WHAT TO DO — Gather the lines from the material that contain "μέλλ".

# RECORDS SHOWN start

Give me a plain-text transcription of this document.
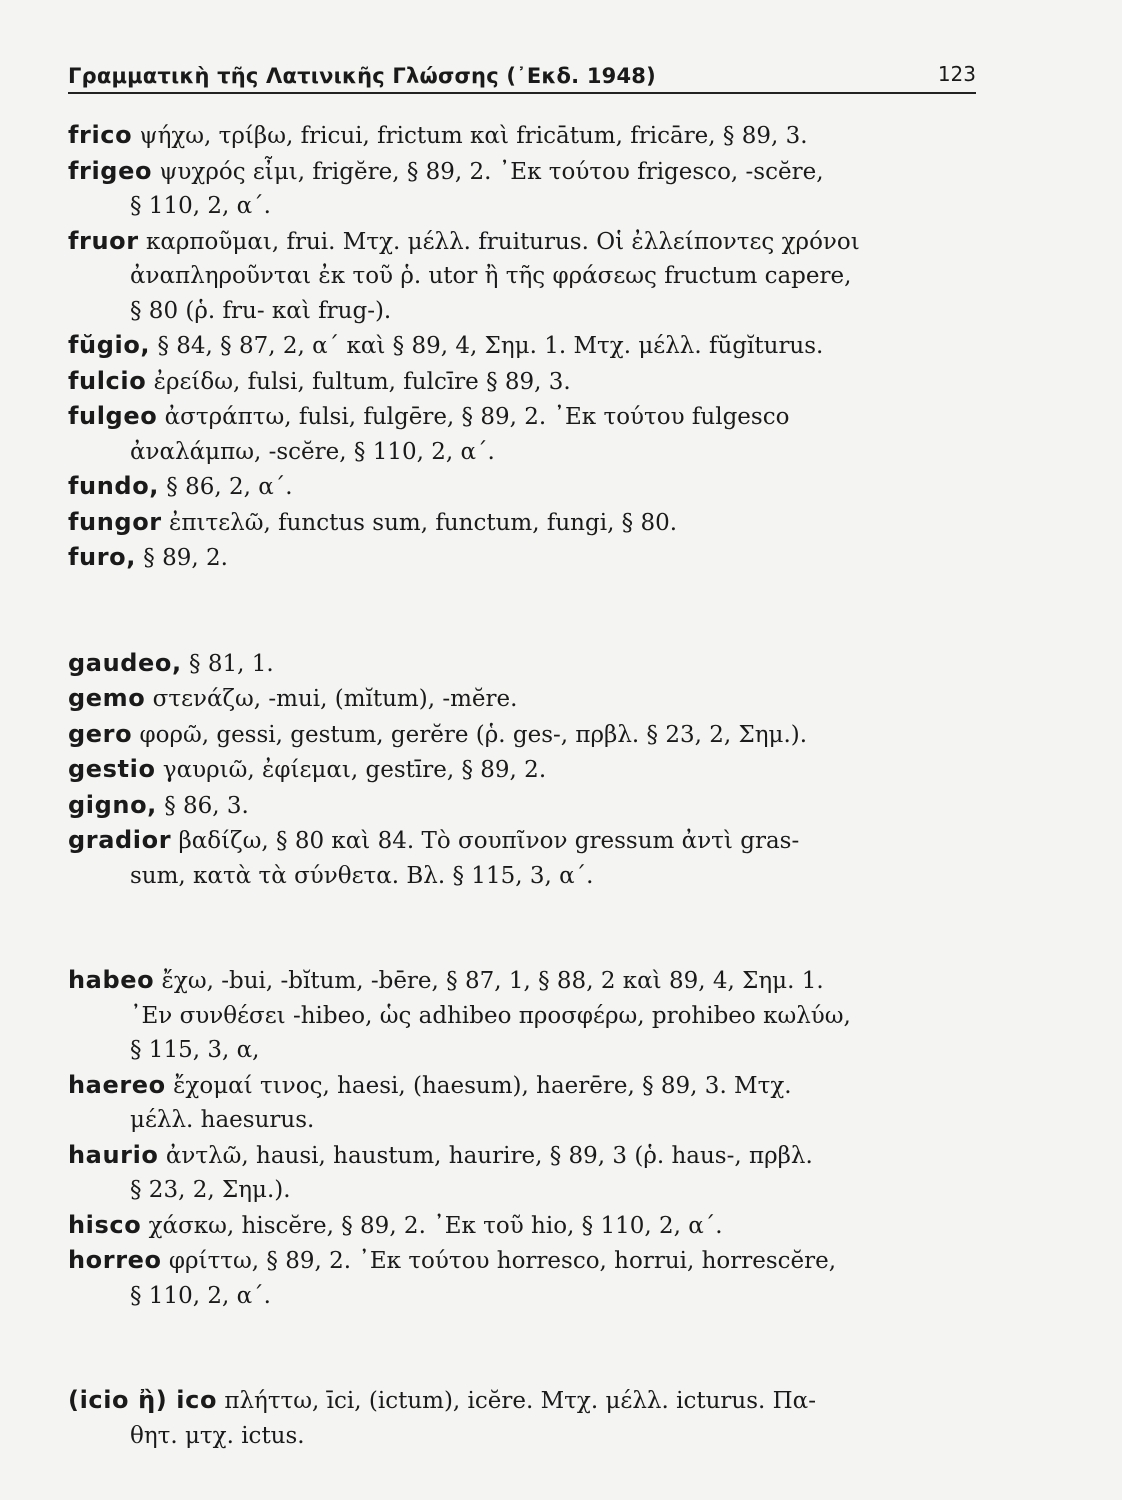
Γραμματικὴ τῆς Λατινικῆς Γλώσσης (᾿Εκδ. 1948)	123

frico ψήχω, τρίβω, fricui, frictum καὶ fricātum, fricāre, § 89, 3.

frigeo ψυχρός εἶμι, frigĕre, § 89, 2. ᾿Εκ τούτου frigesco, -scĕre,
§ 110, 2, α΄.

fruor καρποῦμαι, frui. Μτχ. μέλλ. fruiturus. Οἱ ἐλλείποντες χρόνοι
ἀναπληροῦνται ἐκ τοῦ ῥ. utor ἢ τῆς φράσεως fructum capere,
§ 80 (ῥ. fru- καὶ frug-).

fŭgio, § 84, § 87, 2, α΄ καὶ § 89, 4, Σημ. 1. Μτχ. μέλλ. fŭgĭturus.

fulcio ἐρείδω, fulsi, fultum, fulcīre § 89, 3.

fulgeo ἀστράπτω, fulsi, fulgēre, § 89, 2. ᾿Εκ τούτου fulgesco
ἀναλάμπω, -scĕre, § 110, 2, α΄.

fundo, § 86, 2, α΄.

fungor ἐπιτελῶ, functus sum, functum, fungi, § 80.

furo, § 89, 2.

gaudeo, § 81, 1.

gemo στενάζω, -mui, (mĭtum), -mĕre.

gero φορῶ, gessi, gestum, gerĕre (ῥ. ges-, πρβλ. § 23, 2, Σημ.).

gestio γαυριῶ, ἐφίεμαι, gestīre, § 89, 2.

gigno, § 86, 3.

gradior βαδίζω, § 80 καὶ 84. Τὸ σουπῖνον gressum ἀντὶ gras-
sum, κατὰ τὰ σύνθετα. Βλ. § 115, 3, α΄.

habeo ἔχω, -bui, -bĭtum, -bēre, § 87, 1, § 88, 2 καὶ 89, 4, Σημ. 1.
᾿Εν συνθέσει -hibeo, ὡς adhibeo προσφέρω, prohibeo κωλύω,
§ 115, 3, α,

haereo ἔχομαί τινος, haesi, (haesum), haerēre, § 89, 3. Μτχ.
μέλλ. haesurus.

haurio ἀντλῶ, hausi, haustum, haurire, § 89, 3 (ῥ. haus-, πρβλ.
§ 23, 2, Σημ.).

hisco χάσκω, hiscĕre, § 89, 2. ᾿Εκ τοῦ hio, § 110, 2, α΄.

horreo φρίττω, § 89, 2. ᾿Εκ τούτου horresco, horrui, horrescĕre,
§ 110, 2, α΄.

(icio ἢ) ico πλήττω, īci, (ictum), icĕre. Μτχ. μέλλ. icturus. Πα-
θητ. μτχ. ictus.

# RECORDS SHOWN end

FINISHED EXERCISE —
fruor καρποῦμαι, frui. Μτχ. μέλλ. fruiturus. Οἱ ἐλλείποντες χρόνοι
fŭgio, § 84, § 87, 2, α΄ καὶ § 89, 4, Σημ. 1. Μτχ. μέλλ. fŭgĭturus.
μέλλ. haesurus.
(icio ἢ) ico πλήττω, īci, (ictum), icĕre. Μτχ. μέλλ. icturus. Πα-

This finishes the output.